# Work to do:
Only the lines from the one containing "Serialize everything readable" through the end of the entries should be returned, exactly as they are, with the pictures omitted.

# Dataset extract:
-=-=-=-=-
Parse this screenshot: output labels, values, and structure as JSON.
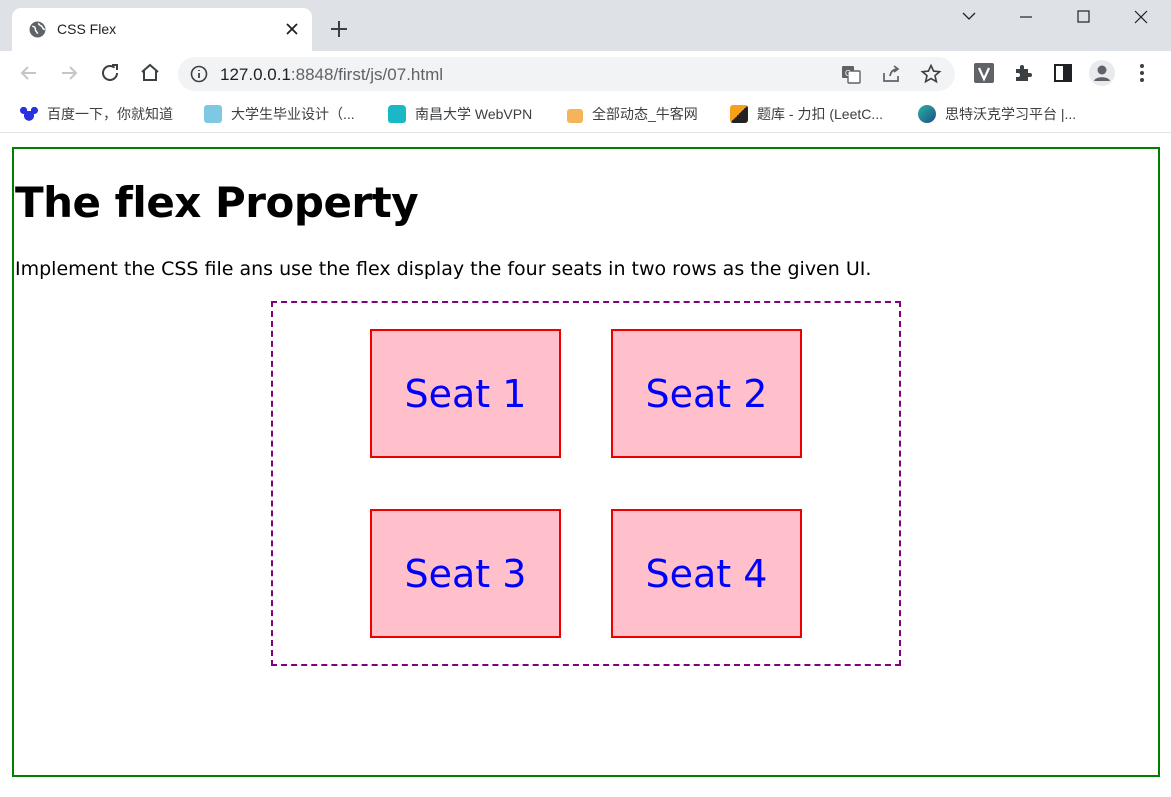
{
  "browser": {
    "tab_title": "CSS Flex",
    "url_host": "127.0.0.1",
    "url_path": ":8848/first/js/07.html"
  },
  "bookmarks": [
    {
      "label": "百度一下，你就知道",
      "icon": "baidu-icon"
    },
    {
      "label": "大学生毕业设计（...",
      "icon": "graduation-icon"
    },
    {
      "label": "南昌大学 WebVPN",
      "icon": "lock-icon"
    },
    {
      "label": "全部动态_牛客网",
      "icon": "nowcoder-icon"
    },
    {
      "label": "题库 - 力扣 (LeetC...",
      "icon": "leetcode-icon"
    },
    {
      "label": "思特沃克学习平台 |...",
      "icon": "thoughtworks-icon"
    }
  ],
  "page": {
    "heading": "The flex Property",
    "description": "Implement the CSS file ans use the flex display the four seats in two rows as the given UI.",
    "seats": [
      "Seat 1",
      "Seat 2",
      "Seat 3",
      "Seat 4"
    ]
  },
  "colors": {
    "frame_border": "#008000",
    "container_border": "#800080",
    "seat_bg": "#ffc0cb",
    "seat_border": "#ee0000",
    "seat_text": "#0000ff"
  }
}
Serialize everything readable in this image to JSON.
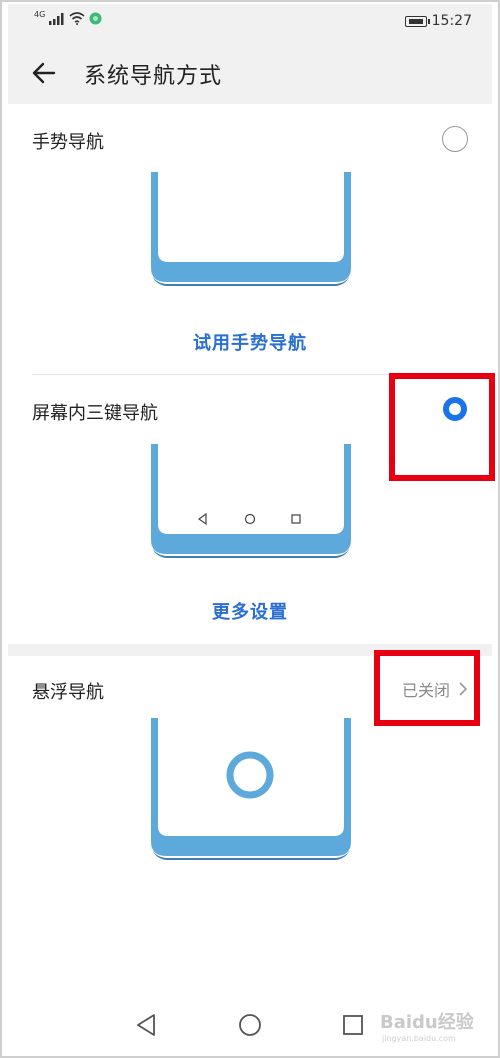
{
  "status_bar": {
    "network": "4G",
    "time": "15:27"
  },
  "header": {
    "title": "系统导航方式",
    "back_icon": "arrow-left-icon"
  },
  "options": [
    {
      "label": "手势导航",
      "selected": false,
      "action_label": "试用手势导航"
    },
    {
      "label": "屏幕内三键导航",
      "selected": true,
      "action_label": "更多设置",
      "nav_icons": [
        "triangle-back-icon",
        "circle-home-icon",
        "square-recent-icon"
      ]
    },
    {
      "label": "悬浮导航",
      "status": "已关闭",
      "status_icon": "chevron-right-icon"
    }
  ],
  "navbar": {
    "icons": [
      "back-triangle-icon",
      "home-circle-icon",
      "recents-square-icon"
    ]
  },
  "watermark": {
    "text": "Baidu经验",
    "sub": "jingyan.baidu.com"
  },
  "colors": {
    "accent": "#1a73e8",
    "link": "#2a6fd1",
    "illustration": "#5ea9dc",
    "illustration_dark": "#3d7fb5",
    "highlight": "#e60012"
  }
}
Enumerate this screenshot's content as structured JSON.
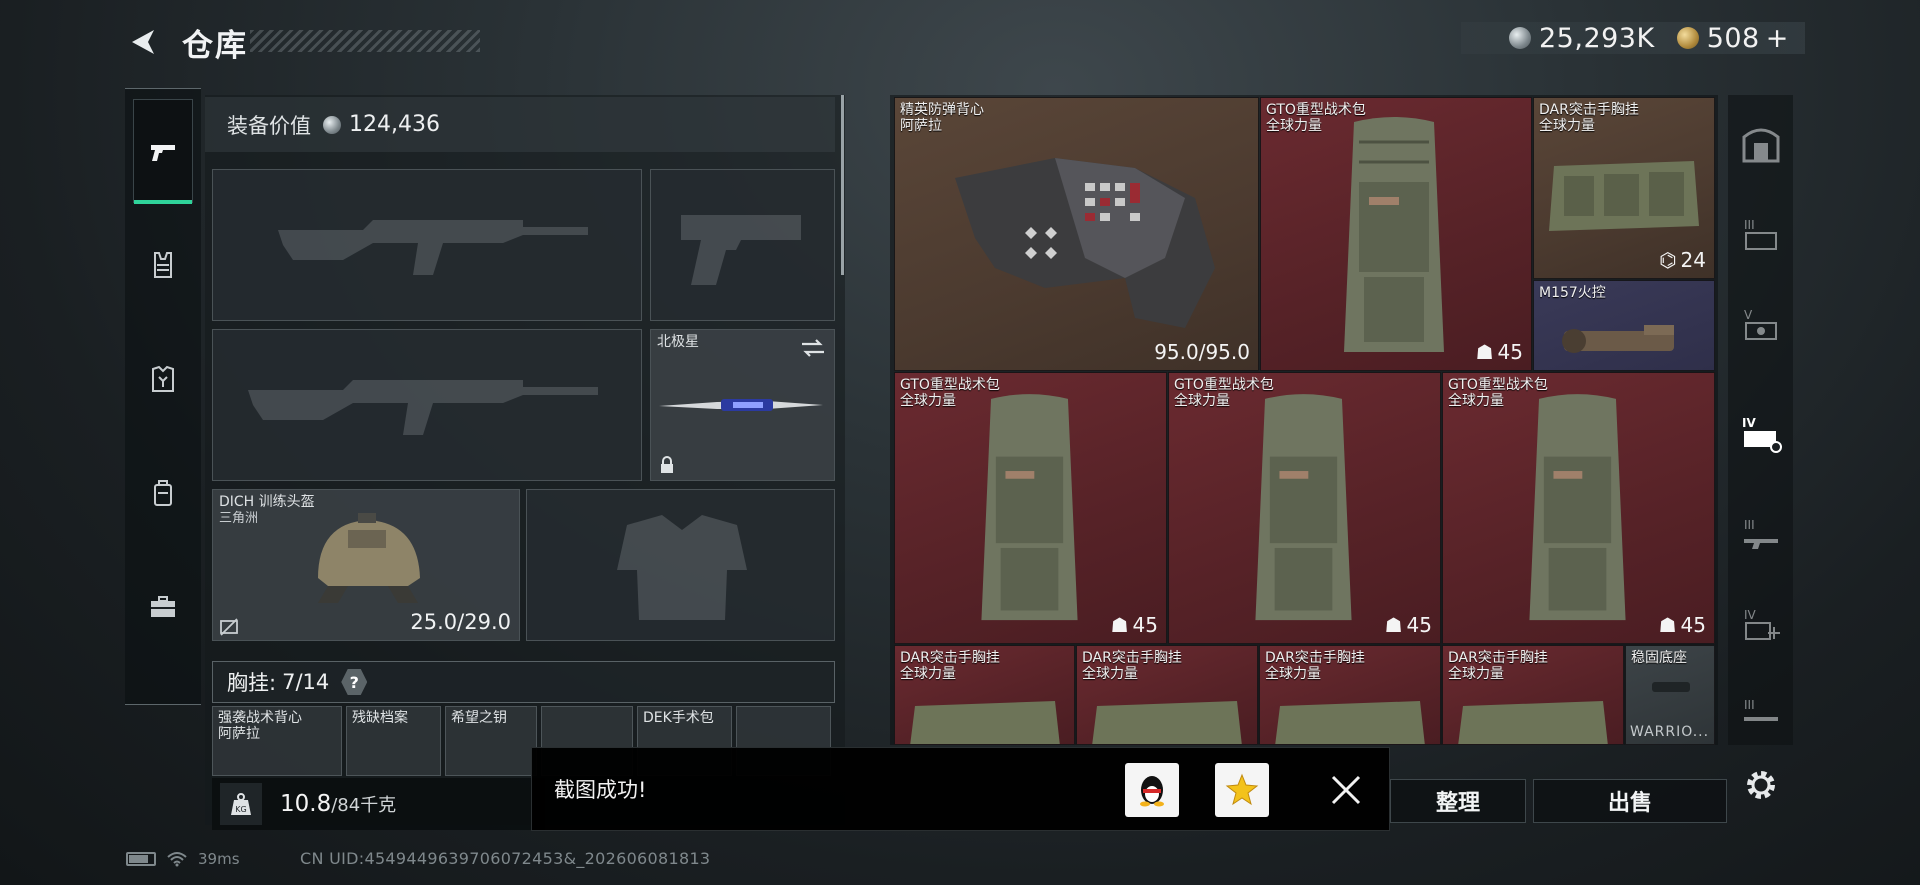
-=-=-=-=-
# Task solution:
Serialize everything readable in this image to JSON.
{
  "status_bar": {
    "network": "4G",
    "time": "15:27"
  },
  "header": {
    "title": "系统导航方式",
    "back_icon": "arrow-left-icon"
  },
  "options": [
    {
      "label": "手势导航",
      "selected": false,
      "action_label": "试用手势导航"
    },
    {
      "label": "屏幕内三键导航",
      "selected": true,
      "action_label": "更多设置",
      "nav_icons": [
        "triangle-back-icon",
        "circle-home-icon",
        "square-recent-icon"
      ]
    },
    {
      "label": "悬浮导航",
      "status": "已关闭",
      "status_icon": "chevron-right-icon"
    }
  ],
  "navbar": {
    "icons": [
      "back-triangle-icon",
      "home-circle-icon",
      "recents-square-icon"
    ]
  },
  "watermark": {
    "text": "Baidu经验",
    "sub": "jingyan.baidu.com"
  },
  "colors": {
    "accent": "#1a73e8",
    "link": "#2a6fd1",
    "illustration": "#5ea9dc",
    "illustration_dark": "#3d7fb5",
    "highlight": "#e60012"
  }
}
Enumerate this screenshot's content as structured JSON.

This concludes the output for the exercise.